TASK GOAL
Write out every entry, unchanged. Skip any picture.

Figure content listings
---

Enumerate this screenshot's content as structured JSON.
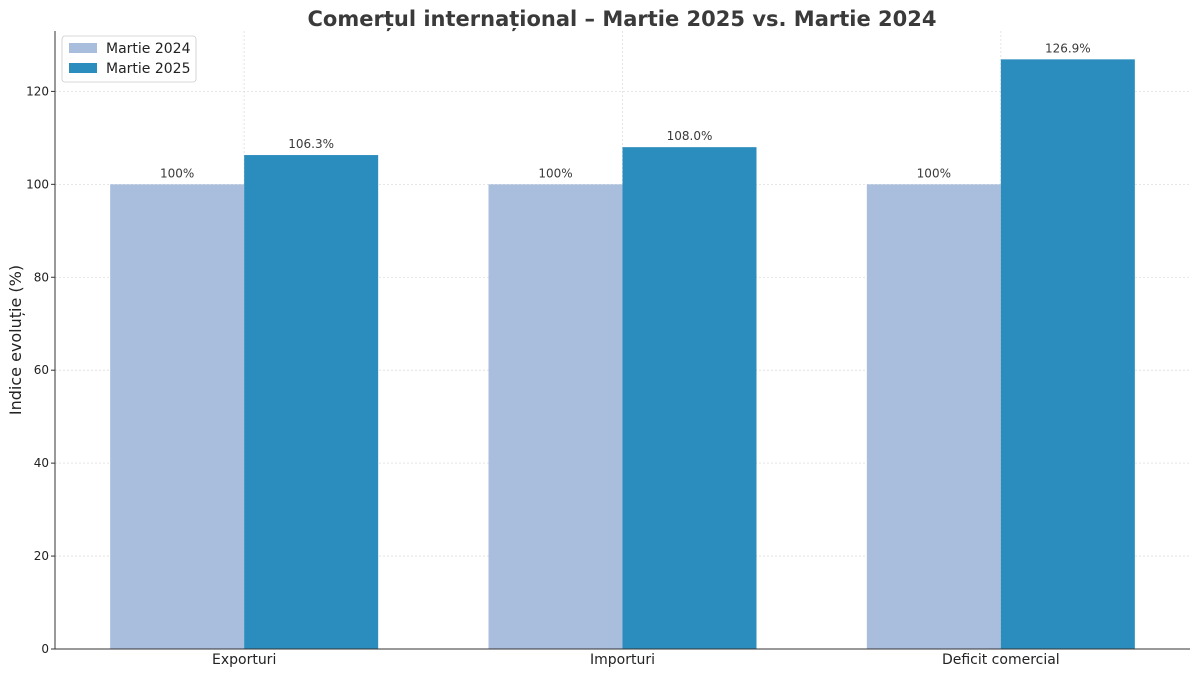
{
  "chart_data": {
    "type": "bar",
    "title": "Comerțul internațional – Martie 2025 vs. Martie 2024",
    "xlabel": "",
    "ylabel": "Indice evoluție (%)",
    "categories": [
      "Exporturi",
      "Importuri",
      "Deficit comercial"
    ],
    "series": [
      {
        "name": "Martie 2024",
        "color": "#a9bddc",
        "values": [
          100,
          100,
          100
        ],
        "labels": [
          "100%",
          "100%",
          "100%"
        ]
      },
      {
        "name": "Martie 2025",
        "color": "#2b8cbe",
        "values": [
          106.3,
          108.0,
          126.9
        ],
        "labels": [
          "106.3%",
          "108.0%",
          "126.9%"
        ]
      }
    ],
    "ylim": [
      0,
      133
    ],
    "yticks": [
      0,
      20,
      40,
      60,
      80,
      100,
      120
    ],
    "grid": true,
    "legend_position": "top-left"
  }
}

---

CORRECT RESULT
Enumerate this screenshot's content as structured JSON.
{
  "chart_data": {
    "type": "bar",
    "title": "Comerțul internațional – Martie 2025 vs. Martie 2024",
    "xlabel": "",
    "ylabel": "Indice evoluție (%)",
    "categories": [
      "Exporturi",
      "Importuri",
      "Deficit comercial"
    ],
    "series": [
      {
        "name": "Martie 2024",
        "color": "#a9bddc",
        "values": [
          100,
          100,
          100
        ],
        "labels": [
          "100%",
          "100%",
          "100%"
        ]
      },
      {
        "name": "Martie 2025",
        "color": "#2b8cbe",
        "values": [
          106.3,
          108.0,
          126.9
        ],
        "labels": [
          "106.3%",
          "108.0%",
          "126.9%"
        ]
      }
    ],
    "ylim": [
      0,
      133
    ],
    "yticks": [
      0,
      20,
      40,
      60,
      80,
      100,
      120
    ],
    "grid": true,
    "legend_position": "top-left"
  }
}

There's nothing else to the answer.